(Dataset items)

======

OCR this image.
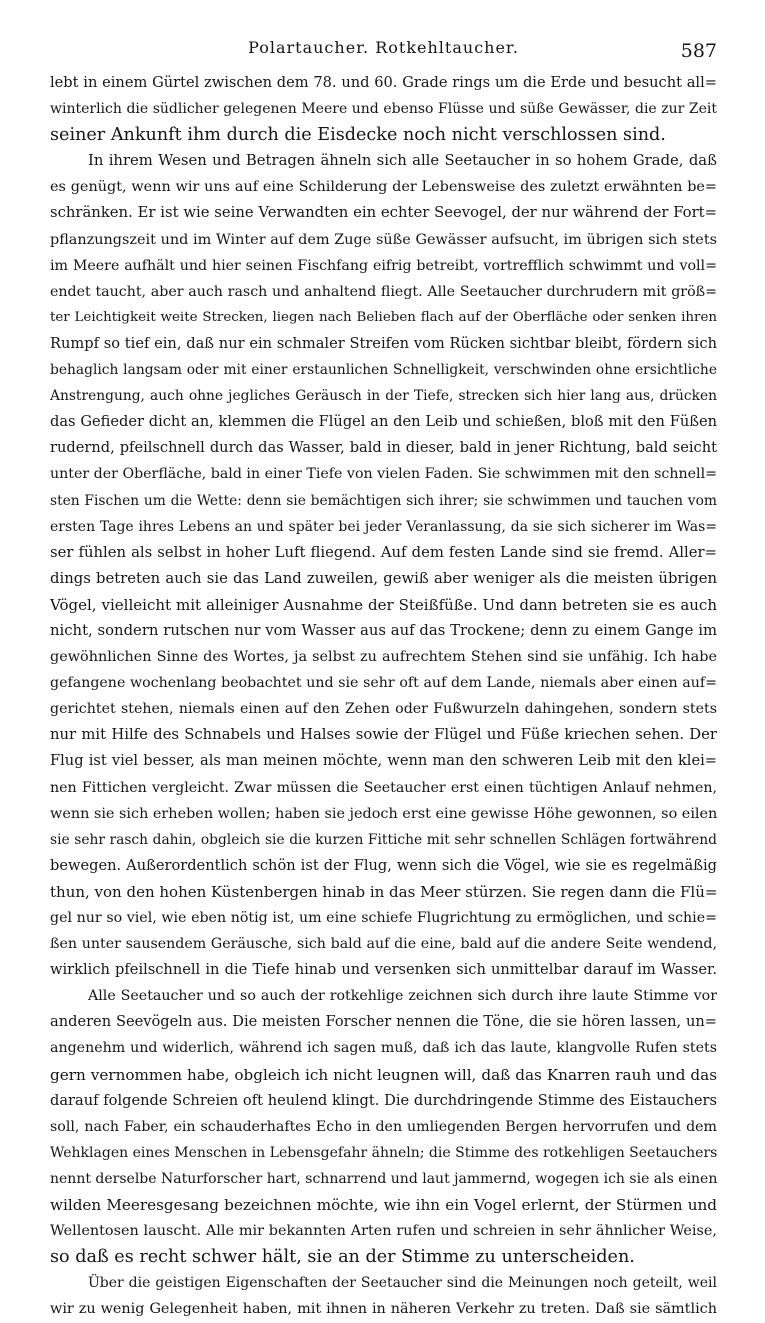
Polartaucher. Rotkehltaucher.	587
lebt in einem Gürtel zwischen dem 78. und 60. Grade rings um die Erde und besucht all=
winterlich die südlicher gelegenen Meere und ebenso Flüsse und süße Gewässer, die zur Zeit
seiner Ankunft ihm durch die Eisdecke noch nicht verschlossen sind.
In ihrem Wesen und Betragen ähneln sich alle Seetaucher in so hohem Grade, daß
es genügt, wenn wir uns auf eine Schilderung der Lebensweise des zuletzt erwähnten be=
schränken. Er ist wie seine Verwandten ein echter Seevogel, der nur während der Fort=
pflanzungszeit und im Winter auf dem Zuge süße Gewässer aufsucht, im übrigen sich stets
im Meere aufhält und hier seinen Fischfang eifrig betreibt, vortrefflich schwimmt und voll=
endet taucht, aber auch rasch und anhaltend fliegt. Alle Seetaucher durchrudern mit größ=
ter Leichtigkeit weite Strecken, liegen nach Belieben flach auf der Oberfläche oder senken ihren
Rumpf so tief ein, daß nur ein schmaler Streifen vom Rücken sichtbar bleibt, fördern sich
behaglich langsam oder mit einer erstaunlichen Schnelligkeit, verschwinden ohne ersichtliche
Anstrengung, auch ohne jegliches Geräusch in der Tiefe, strecken sich hier lang aus, drücken
das Gefieder dicht an, klemmen die Flügel an den Leib und schießen, bloß mit den Füßen
rudernd, pfeilschnell durch das Wasser, bald in dieser, bald in jener Richtung, bald seicht
unter der Oberfläche, bald in einer Tiefe von vielen Faden. Sie schwimmen mit den schnell=
sten Fischen um die Wette: denn sie bemächtigen sich ihrer; sie schwimmen und tauchen vom
ersten Tage ihres Lebens an und später bei jeder Veranlassung, da sie sich sicherer im Was=
ser fühlen als selbst in hoher Luft fliegend. Auf dem festen Lande sind sie fremd. Aller=
dings betreten auch sie das Land zuweilen, gewiß aber weniger als die meisten übrigen
Vögel, vielleicht mit alleiniger Ausnahme der Steißfüße. Und dann betreten sie es auch
nicht, sondern rutschen nur vom Wasser aus auf das Trockene; denn zu einem Gange im
gewöhnlichen Sinne des Wortes, ja selbst zu aufrechtem Stehen sind sie unfähig. Ich habe
gefangene wochenlang beobachtet und sie sehr oft auf dem Lande, niemals aber einen auf=
gerichtet stehen, niemals einen auf den Zehen oder Fußwurzeln dahingehen, sondern stets
nur mit Hilfe des Schnabels und Halses sowie der Flügel und Füße kriechen sehen. Der
Flug ist viel besser, als man meinen möchte, wenn man den schweren Leib mit den klei=
nen Fittichen vergleicht. Zwar müssen die Seetaucher erst einen tüchtigen Anlauf nehmen,
wenn sie sich erheben wollen; haben sie jedoch erst eine gewisse Höhe gewonnen, so eilen
sie sehr rasch dahin, obgleich sie die kurzen Fittiche mit sehr schnellen Schlägen fortwährend
bewegen. Außerordentlich schön ist der Flug, wenn sich die Vögel, wie sie es regelmäßig
thun, von den hohen Küstenbergen hinab in das Meer stürzen. Sie regen dann die Flü=
gel nur so viel, wie eben nötig ist, um eine schiefe Flugrichtung zu ermöglichen, und schie=
ßen unter sausendem Geräusche, sich bald auf die eine, bald auf die andere Seite wendend,
wirklich pfeilschnell in die Tiefe hinab und versenken sich unmittelbar darauf im Wasser.
Alle Seetaucher und so auch der rotkehlige zeichnen sich durch ihre laute Stimme vor
anderen Seevögeln aus. Die meisten Forscher nennen die Töne, die sie hören lassen, un=
angenehm und widerlich, während ich sagen muß, daß ich das laute, klangvolle Rufen stets
gern vernommen habe, obgleich ich nicht leugnen will, daß das Knarren rauh und das
darauf folgende Schreien oft heulend klingt. Die durchdringende Stimme des Eistauchers
soll, nach Faber, ein schauderhaftes Echo in den umliegenden Bergen hervorrufen und dem
Wehklagen eines Menschen in Lebensgefahr ähneln; die Stimme des rotkehligen Seetauchers
nennt derselbe Naturforscher hart, schnarrend und laut jammernd, wogegen ich sie als einen
wilden Meeresgesang bezeichnen möchte, wie ihn ein Vogel erlernt, der Stürmen und
Wellentosen lauscht. Alle mir bekannten Arten rufen und schreien in sehr ähnlicher Weise,
so daß es recht schwer hält, sie an der Stimme zu unterscheiden.
Über die geistigen Eigenschaften der Seetaucher sind die Meinungen noch geteilt, weil
wir zu wenig Gelegenheit haben, mit ihnen in näheren Verkehr zu treten. Daß sie sämtlich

======

What to work on:
Collect every line with the string "oder" from the records, and copy each.

Solution for this task:
ter Leichtigkeit weite Strecken, liegen nach Belieben flach auf der Oberfläche oder senken ihren
behaglich langsam oder mit einer erstaunlichen Schnelligkeit, verschwinden ohne ersichtliche
gerichtet stehen, niemals einen auf den Zehen oder Fußwurzeln dahingehen, sondern stets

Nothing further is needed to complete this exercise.